# start of Exercise material

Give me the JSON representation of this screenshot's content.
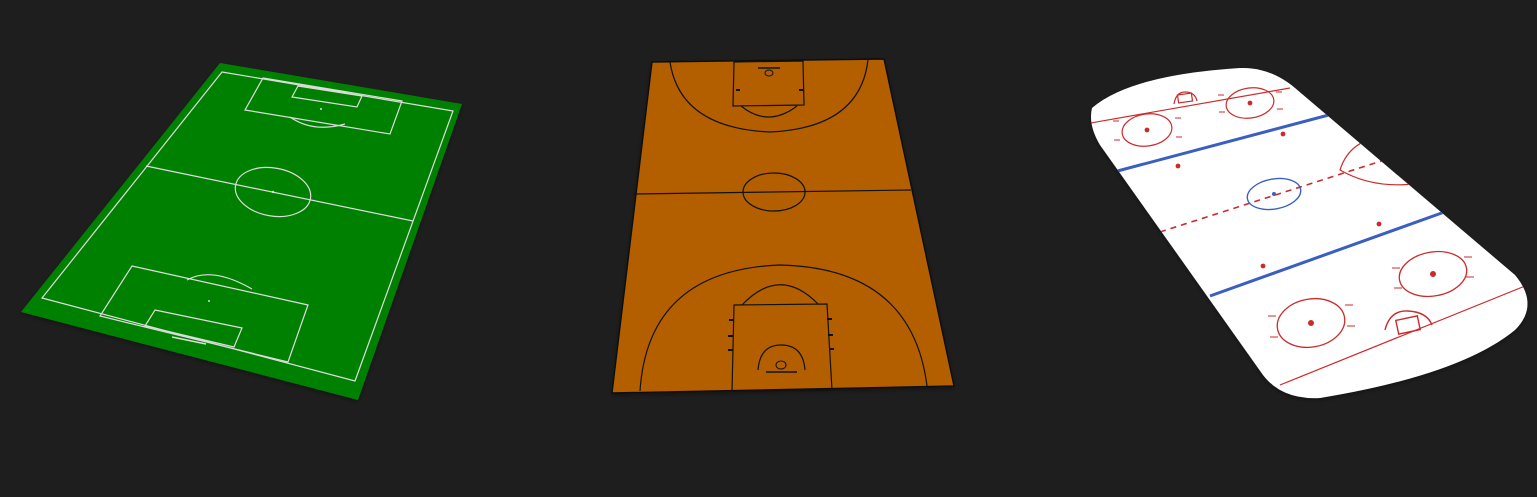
{
  "scene": {
    "background_color": "#1e1e1e"
  },
  "fields": [
    {
      "sport": "soccer",
      "surface_color": "#008000",
      "line_color": "#dcdcdc",
      "icon": "soccer-pitch-icon"
    },
    {
      "sport": "basketball",
      "surface_color": "#b35f00",
      "line_color": "#111111",
      "icon": "basketball-court-icon"
    },
    {
      "sport": "hockey",
      "surface_color": "#ffffff",
      "blue_line_color": "#3a5fc0",
      "red_line_color": "#cc2b2b",
      "icon": "hockey-rink-icon"
    }
  ]
}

# end of Exercise material

Challenge: Among the lines of the data, identify those with the word "basketball". Copy each of them.

Solution to the problem:
      "sport": "basketball",
      "icon": "basketball-court-icon"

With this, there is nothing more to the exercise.